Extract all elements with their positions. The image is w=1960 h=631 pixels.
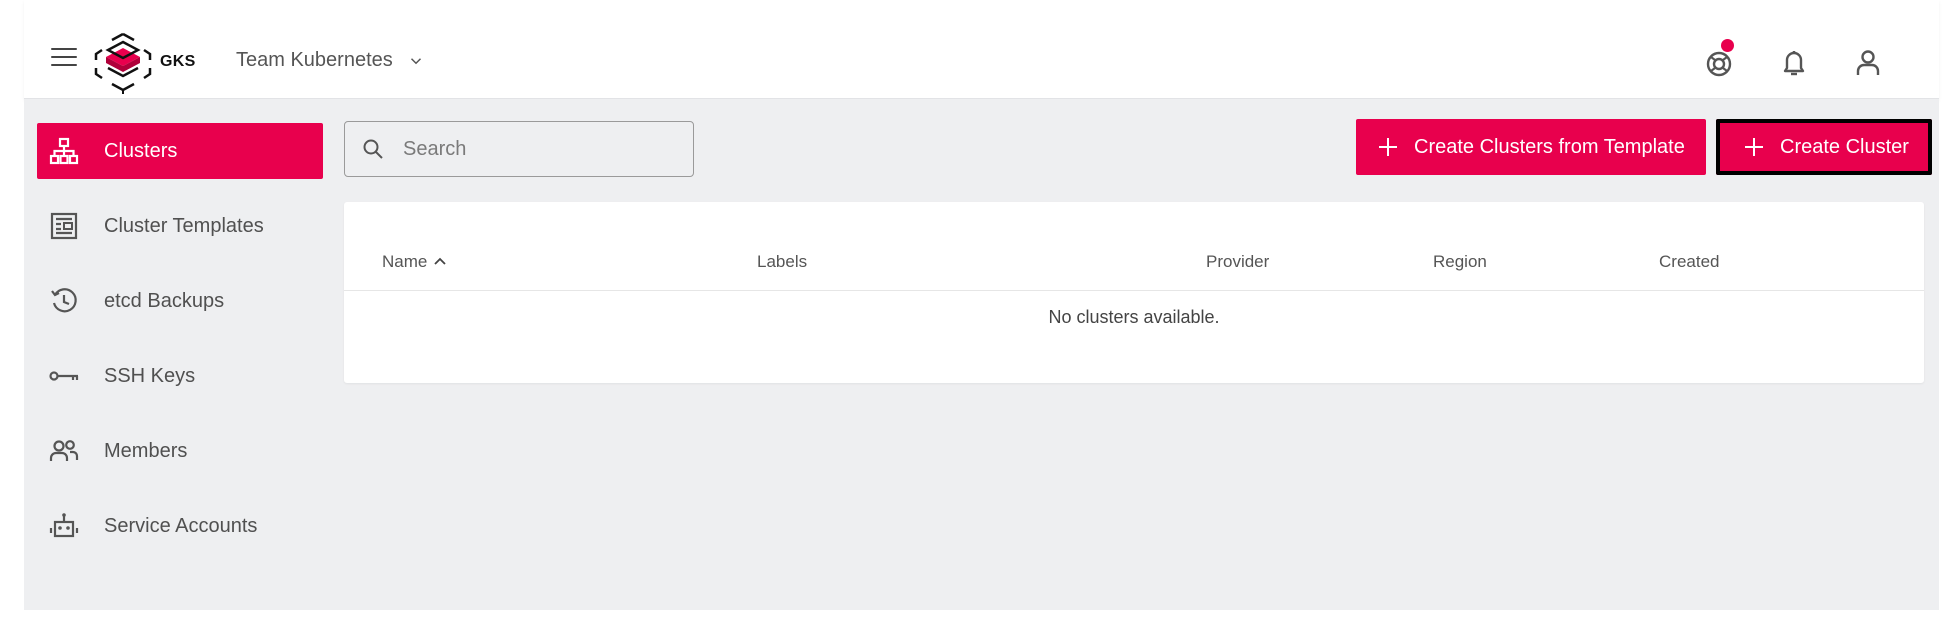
history-icon xyxy=(48,285,80,317)
column-label: Name xyxy=(382,252,428,271)
robot-icon xyxy=(48,510,80,542)
empty-message: No clusters available. xyxy=(1048,307,1220,327)
sidebar-item-etcd-backups[interactable]: etcd Backups xyxy=(37,273,323,329)
column-label: Created xyxy=(1659,252,1720,271)
project-name: Team Kubernetes xyxy=(236,49,393,71)
column-label: Labels xyxy=(757,252,808,271)
column-header-name[interactable]: Name xyxy=(382,252,447,272)
user-icon[interactable] xyxy=(1852,46,1884,78)
project-selector[interactable]: Team Kubernetes xyxy=(236,49,425,72)
menu-icon[interactable] xyxy=(51,48,79,68)
create-cluster-button[interactable]: Create Cluster xyxy=(1716,119,1932,175)
sidebar-item-label: Members xyxy=(104,439,188,462)
cluster-icon xyxy=(48,135,80,167)
main-area: Clusters Cluster Templates etcd Backups … xyxy=(24,99,1939,610)
button-label: Create Clusters from Template xyxy=(1414,135,1685,158)
sort-ascending-icon xyxy=(434,257,446,265)
top-bar: GKS Team Kubernetes xyxy=(24,0,1939,99)
sidebar-item-service-accounts[interactable]: Service Accounts xyxy=(37,498,323,554)
logo-text: GKS xyxy=(160,53,196,70)
sidebar-item-label: SSH Keys xyxy=(104,364,196,387)
search-icon xyxy=(363,139,383,159)
sidebar-item-label: etcd Backups xyxy=(104,289,225,312)
bell-icon[interactable] xyxy=(1778,46,1810,78)
sidebar-item-clusters[interactable]: Clusters xyxy=(37,123,323,179)
column-header-provider[interactable]: Provider xyxy=(1206,252,1269,272)
sidebar: Clusters Cluster Templates etcd Backups … xyxy=(37,123,323,573)
search-input[interactable] xyxy=(401,136,665,162)
sidebar-item-label: Clusters xyxy=(104,139,178,162)
column-header-created[interactable]: Created xyxy=(1659,252,1719,272)
sidebar-item-label: Cluster Templates xyxy=(104,214,264,237)
plus-icon xyxy=(1745,138,1763,156)
clusters-table: Name Labels Provider Region Created No c… xyxy=(344,202,1924,383)
create-clusters-from-template-button[interactable]: Create Clusters from Template xyxy=(1356,119,1706,175)
members-icon xyxy=(48,435,80,467)
search-field[interactable] xyxy=(344,121,694,177)
sidebar-item-members[interactable]: Members xyxy=(37,423,323,479)
column-header-labels[interactable]: Labels xyxy=(757,252,807,272)
button-label: Create Cluster xyxy=(1780,135,1909,158)
template-icon xyxy=(48,210,80,242)
gks-logo[interactable] xyxy=(90,30,156,94)
sidebar-item-label: Service Accounts xyxy=(104,514,258,537)
table-header: Name Labels Provider Region Created xyxy=(344,252,1924,291)
key-icon xyxy=(48,360,80,392)
sidebar-item-ssh-keys[interactable]: SSH Keys xyxy=(37,348,323,404)
plus-icon xyxy=(1379,138,1397,156)
column-header-region[interactable]: Region xyxy=(1433,252,1487,272)
sidebar-item-cluster-templates[interactable]: Cluster Templates xyxy=(37,198,323,254)
column-label: Provider xyxy=(1206,252,1270,271)
chevron-down-icon xyxy=(410,57,421,64)
column-label: Region xyxy=(1433,252,1487,271)
notification-dot xyxy=(1721,39,1734,52)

◆ Instruction
Which lines of the records above contain the string "Templates"? Return every such line in full, treating uppercase and lowercase as different.

◆ Result
main-area: Clusters Cluster Templates etcd Backups … xyxy=(24,99,1939,610)
sidebar: Clusters Cluster Templates etcd Backups … xyxy=(37,123,323,573)
sidebar-item-label: Cluster Templates xyxy=(104,214,264,237)
sidebar-item-cluster-templates[interactable]: Cluster Templates xyxy=(37,198,323,254)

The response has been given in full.